--- BEGIN ---
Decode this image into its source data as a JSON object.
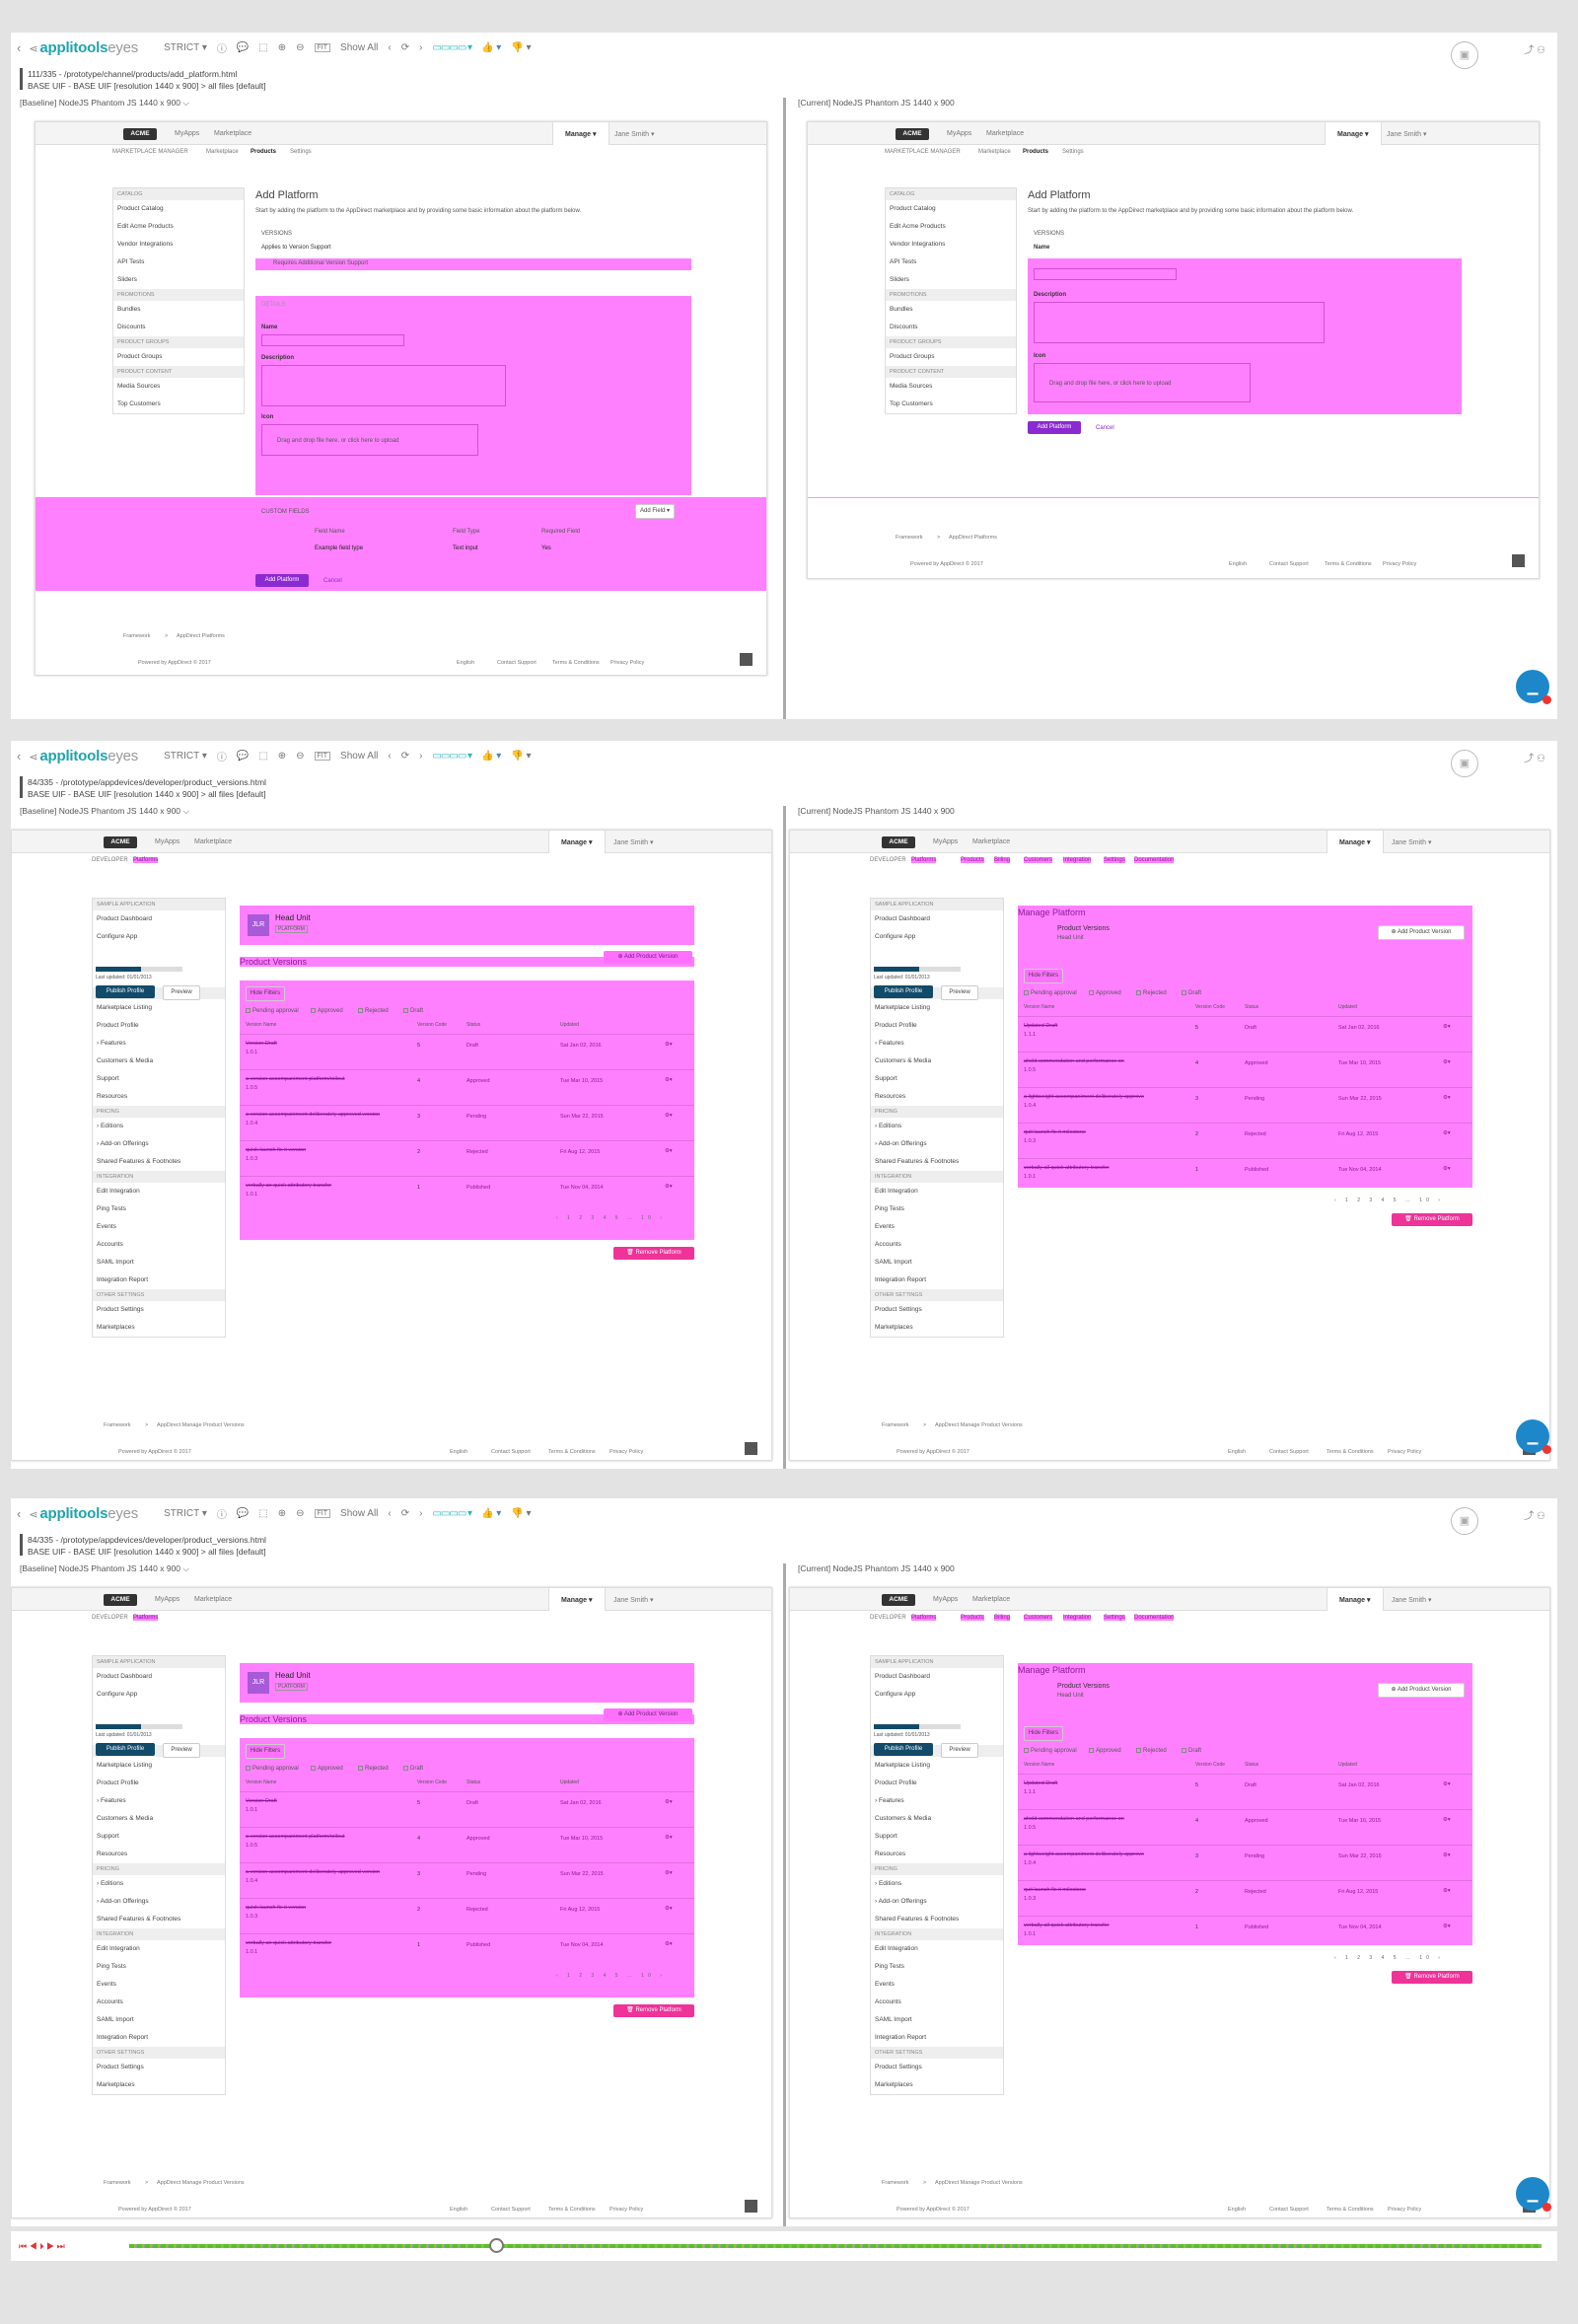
{
  "toolbar": {
    "app_name": "applitools",
    "app_suffix": "eyes",
    "match_level": "STRICT ▾",
    "fit_label": "FIT",
    "show_all": "Show All",
    "icons": [
      "back-chevron-icon",
      "info-icon",
      "comment-icon",
      "crop-icon",
      "zoom-in-icon",
      "zoom-out-icon",
      "prev-icon",
      "next-icon",
      "layout-icon",
      "thumbs-up-icon",
      "thumbs-down-icon",
      "share-icon",
      "users-icon",
      "save-disk-icon"
    ]
  },
  "frames": [
    {
      "path_line": "111/335  -  /prototype/channel/products/add_platform.html",
      "meta_line": "BASE UIF - BASE UIF [resolution 1440 x 900] > all files [default]",
      "baseline_header": "[Baseline]   NodeJS    Phantom JS    1440 x 900   ⌵",
      "current_header": "[Current]   NodeJS    Phantom JS    1440 x 900"
    },
    {
      "path_line": "84/335  -  /prototype/appdevices/developer/product_versions.html",
      "meta_line": "BASE UIF - BASE UIF [resolution 1440 x 900] > all files [default]",
      "baseline_header": "[Baseline]   NodeJS    Phantom JS    1440 x 900   ⌵",
      "current_header": "[Current]   NodeJS    Phantom JS    1440 x 900"
    },
    {
      "path_line": "84/335  -  /prototype/appdevices/developer/product_versions.html",
      "meta_line": "BASE UIF - BASE UIF [resolution 1440 x 900] > all files [default]",
      "baseline_header": "[Baseline]   NodeJS    Phantom JS    1440 x 900   ⌵",
      "current_header": "[Current]   NodeJS    Phantom JS    1440 x 900"
    }
  ],
  "app": {
    "logo": "ACME",
    "nav_myapps": "MyApps",
    "nav_marketplace": "Marketplace",
    "manage": "Manage ▾",
    "user": "Jane Smith ▾",
    "footer_framework": "Framework",
    "footer_sep": ">",
    "footer_powered": "Powered by AppDirect © 2017",
    "footer_english": "English",
    "footer_contact": "Contact Support",
    "footer_terms": "Terms & Conditions",
    "footer_privacy": "Privacy Policy"
  },
  "platform": {
    "subnav_manager": "MARKETPLACE MANAGER",
    "subnav_marketplace": "Marketplace",
    "subnav_products": "Products",
    "subnav_settings": "Settings",
    "title": "Add Platform",
    "description": "Start by adding the platform to the AppDirect marketplace and by providing some basic information about the platform below.",
    "versions": "VERSIONS",
    "applies_to": "Applies to Version Support",
    "requires_additional": "Requires Additional Version Support",
    "details": "DETAILS",
    "name": "Name",
    "description_label": "Description",
    "icon": "Icon",
    "upload": "Drag and drop file here, or click here to upload",
    "custom_fields": "CUSTOM FIELDS",
    "add_field": "Add Field ▾",
    "col_field_name": "Field Name",
    "col_field_type": "Field Type",
    "col_required": "Required Field",
    "row_field_name": "Example field type",
    "row_field_type": "Text input",
    "row_required": "Yes",
    "add_button": "Add Platform",
    "cancel": "Cancel",
    "breadcrumb": "AppDirect Platforms",
    "sidebar": [
      {
        "type": "sec",
        "label": "CATALOG"
      },
      {
        "type": "it",
        "label": "Product Catalog"
      },
      {
        "type": "it",
        "label": "Edit Acme Products"
      },
      {
        "type": "it",
        "label": "Vendor Integrations"
      },
      {
        "type": "it",
        "label": "API Tests"
      },
      {
        "type": "it",
        "label": "Sliders"
      },
      {
        "type": "sec",
        "label": "PROMOTIONS"
      },
      {
        "type": "it",
        "label": "Bundles"
      },
      {
        "type": "it",
        "label": "Discounts"
      },
      {
        "type": "sec",
        "label": "PRODUCT GROUPS"
      },
      {
        "type": "it",
        "label": "Product Groups"
      },
      {
        "type": "sec",
        "label": "PRODUCT CONTENT"
      },
      {
        "type": "it",
        "label": "Media Sources"
      },
      {
        "type": "it",
        "label": "Top Customers"
      }
    ]
  },
  "versions": {
    "subnav_developer": "DEVELOPER",
    "subnav_platforms": "Platforms",
    "current_tabs": [
      "Platforms",
      "Products",
      "Billing",
      "Customers",
      "Integration",
      "Settings",
      "Documentation"
    ],
    "head_unit": "Head Unit",
    "platform_tag": "PLATFORM",
    "jlr": "JLR",
    "product_versions": "Product Versions",
    "add_version": "⊕ Add Product Version",
    "hide_filters": "Hide Filters",
    "filter_pending": "Pending approval",
    "filter_approved": "Approved",
    "filter_rejected": "Rejected",
    "filter_draft": "Draft",
    "col_name": "Version Name",
    "col_code": "Version Code",
    "col_status": "Status",
    "col_updated": "Updated",
    "manage_platform": "Manage Platform",
    "remove": "🗑 Remove Platform",
    "last_updated": "Last updated: 01/01/2013",
    "publish": "Publish Profile",
    "preview": "Preview",
    "breadcrumb": "AppDirect Manage Product Versions",
    "pagination": "‹ 1 2 3 4 5 … 10 ›",
    "baseline_rows": [
      {
        "name": "Version Draft",
        "sub": "1.0.1",
        "code": "5",
        "status": "Draft",
        "updated": "Sat Jan 02, 2016"
      },
      {
        "name": "a version accompaniment platform/rollout",
        "sub": "1.0.5",
        "code": "4",
        "status": "Approved",
        "updated": "Tue Mar 10, 2015"
      },
      {
        "name": "a version accompaniment deliberately approved version",
        "sub": "1.0.4",
        "code": "3",
        "status": "Pending",
        "updated": "Sun Mar 22, 2015"
      },
      {
        "name": "quick launch fix it version",
        "sub": "1.0.3",
        "code": "2",
        "status": "Rejected",
        "updated": "Fri Aug 12, 2015"
      },
      {
        "name": "verbally an quick attributory transfer",
        "sub": "1.0.1",
        "code": "1",
        "status": "Published",
        "updated": "Tue Nov 04, 2014"
      }
    ],
    "current_rows": [
      {
        "name": "Updated Draft",
        "sub": "1.1.1",
        "code": "5",
        "status": "Draft",
        "updated": "Sat Jan 02, 2016"
      },
      {
        "name": "ahold commendation and performance on",
        "sub": "1.0.5",
        "code": "4",
        "status": "Approved",
        "updated": "Tue Mar 10, 2015"
      },
      {
        "name": "a lightweight accompaniment deliberately approve",
        "sub": "1.0.4",
        "code": "3",
        "status": "Pending",
        "updated": "Sun Mar 22, 2015"
      },
      {
        "name": "quit launch fix it milestone",
        "sub": "1.0.3",
        "code": "2",
        "status": "Rejected",
        "updated": "Fri Aug 12, 2015"
      },
      {
        "name": "verbally all quick attributory transfer",
        "sub": "1.0.1",
        "code": "1",
        "status": "Published",
        "updated": "Tue Nov 04, 2014"
      }
    ],
    "sidebar": [
      {
        "type": "sec",
        "label": "SAMPLE APPLICATION"
      },
      {
        "type": "it",
        "label": "Product Dashboard"
      },
      {
        "type": "it",
        "label": "Configure App"
      },
      {
        "type": "gap",
        "label": ""
      },
      {
        "type": "sec",
        "label": "PROFILE & BRANDING"
      },
      {
        "type": "it",
        "label": "Marketplace Listing"
      },
      {
        "type": "it",
        "label": "Product Profile"
      },
      {
        "type": "it",
        "label": "› Features"
      },
      {
        "type": "it",
        "label": "Customers & Media"
      },
      {
        "type": "it",
        "label": "Support"
      },
      {
        "type": "it",
        "label": "Resources"
      },
      {
        "type": "sec",
        "label": "PRICING"
      },
      {
        "type": "it",
        "label": "› Editions"
      },
      {
        "type": "it",
        "label": "› Add-on Offerings"
      },
      {
        "type": "it",
        "label": "Shared Features & Footnotes"
      },
      {
        "type": "sec",
        "label": "INTEGRATION"
      },
      {
        "type": "it",
        "label": "Edit Integration"
      },
      {
        "type": "it",
        "label": "Ping Tests"
      },
      {
        "type": "it",
        "label": "Events"
      },
      {
        "type": "it",
        "label": "Accounts"
      },
      {
        "type": "it",
        "label": "SAML Import"
      },
      {
        "type": "it",
        "label": "Integration Report"
      },
      {
        "type": "sec",
        "label": "OTHER SETTINGS"
      },
      {
        "type": "it",
        "label": "Product Settings"
      },
      {
        "type": "it",
        "label": "Marketplaces"
      }
    ]
  },
  "playback": {
    "controls": "⏮ ◀ ⏵ ▶ ⏭",
    "position": 0.26
  },
  "colors": {
    "diff": "#ff80ff",
    "accent": "#1fa5ab",
    "publish": "#124b6a",
    "remove": "#ee3399"
  }
}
--- END ---
Where a line holds "transfer", copy that line.

        "name": "verbally an quick attributory transfer",
        "name": "verbally all quick attributory transfer",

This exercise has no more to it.